WHAT IS REQUIRED:
Word for word, set down the records and skip each picture.

↓

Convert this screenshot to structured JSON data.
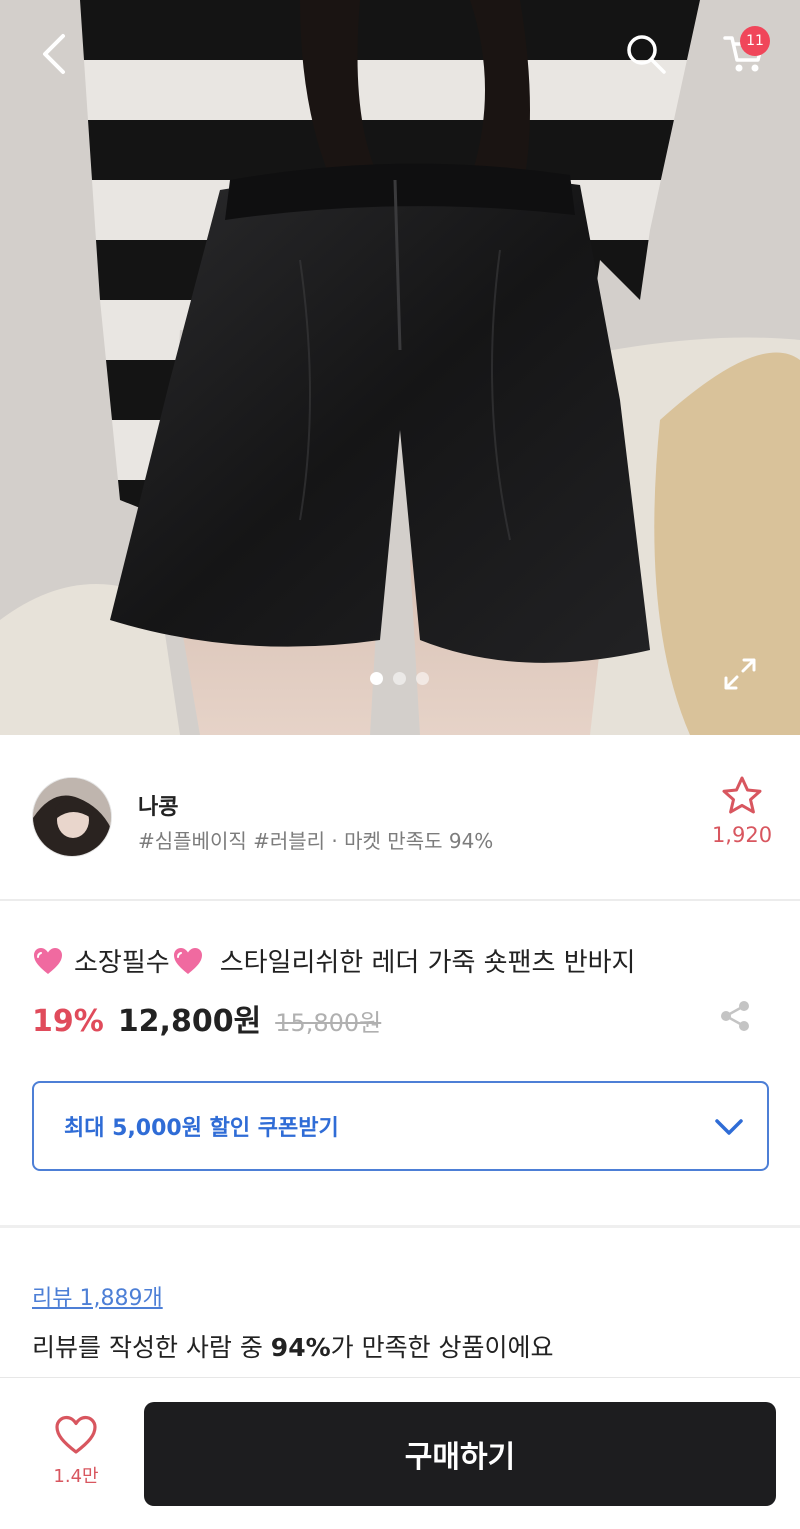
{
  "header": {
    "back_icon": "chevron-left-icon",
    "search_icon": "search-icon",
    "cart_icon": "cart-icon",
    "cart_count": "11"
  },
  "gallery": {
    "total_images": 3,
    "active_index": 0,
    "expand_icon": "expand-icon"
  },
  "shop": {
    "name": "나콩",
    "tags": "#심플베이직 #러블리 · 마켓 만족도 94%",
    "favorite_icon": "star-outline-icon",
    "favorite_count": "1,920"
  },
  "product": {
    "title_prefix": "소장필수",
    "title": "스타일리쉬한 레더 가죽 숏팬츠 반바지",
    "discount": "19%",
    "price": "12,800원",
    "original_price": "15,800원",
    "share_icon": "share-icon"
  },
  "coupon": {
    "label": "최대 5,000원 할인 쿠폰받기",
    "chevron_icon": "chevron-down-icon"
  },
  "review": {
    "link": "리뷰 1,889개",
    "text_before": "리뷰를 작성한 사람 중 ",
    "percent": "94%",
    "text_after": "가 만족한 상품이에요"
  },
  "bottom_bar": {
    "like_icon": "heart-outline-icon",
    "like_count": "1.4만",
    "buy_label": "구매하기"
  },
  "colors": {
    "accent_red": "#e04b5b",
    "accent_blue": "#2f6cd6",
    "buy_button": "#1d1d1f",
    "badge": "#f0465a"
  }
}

↑

RESPONSE:
Convert this screenshot to structured JSON data.
{
  "header": {
    "back_icon": "chevron-left-icon",
    "search_icon": "search-icon",
    "cart_icon": "cart-icon",
    "cart_count": "11"
  },
  "gallery": {
    "total_images": 3,
    "active_index": 0,
    "expand_icon": "expand-icon"
  },
  "shop": {
    "name": "나콩",
    "tags": "#심플베이직 #러블리 · 마켓 만족도 94%",
    "favorite_icon": "star-outline-icon",
    "favorite_count": "1,920"
  },
  "product": {
    "title_prefix": "소장필수",
    "title": "스타일리쉬한 레더 가죽 숏팬츠 반바지",
    "discount": "19%",
    "price": "12,800원",
    "original_price": "15,800원",
    "share_icon": "share-icon"
  },
  "coupon": {
    "label": "최대 5,000원 할인 쿠폰받기",
    "chevron_icon": "chevron-down-icon"
  },
  "review": {
    "link": "리뷰 1,889개",
    "text_before": "리뷰를 작성한 사람 중 ",
    "percent": "94%",
    "text_after": "가 만족한 상품이에요"
  },
  "bottom_bar": {
    "like_icon": "heart-outline-icon",
    "like_count": "1.4만",
    "buy_label": "구매하기"
  },
  "colors": {
    "accent_red": "#e04b5b",
    "accent_blue": "#2f6cd6",
    "buy_button": "#1d1d1f",
    "badge": "#f0465a"
  }
}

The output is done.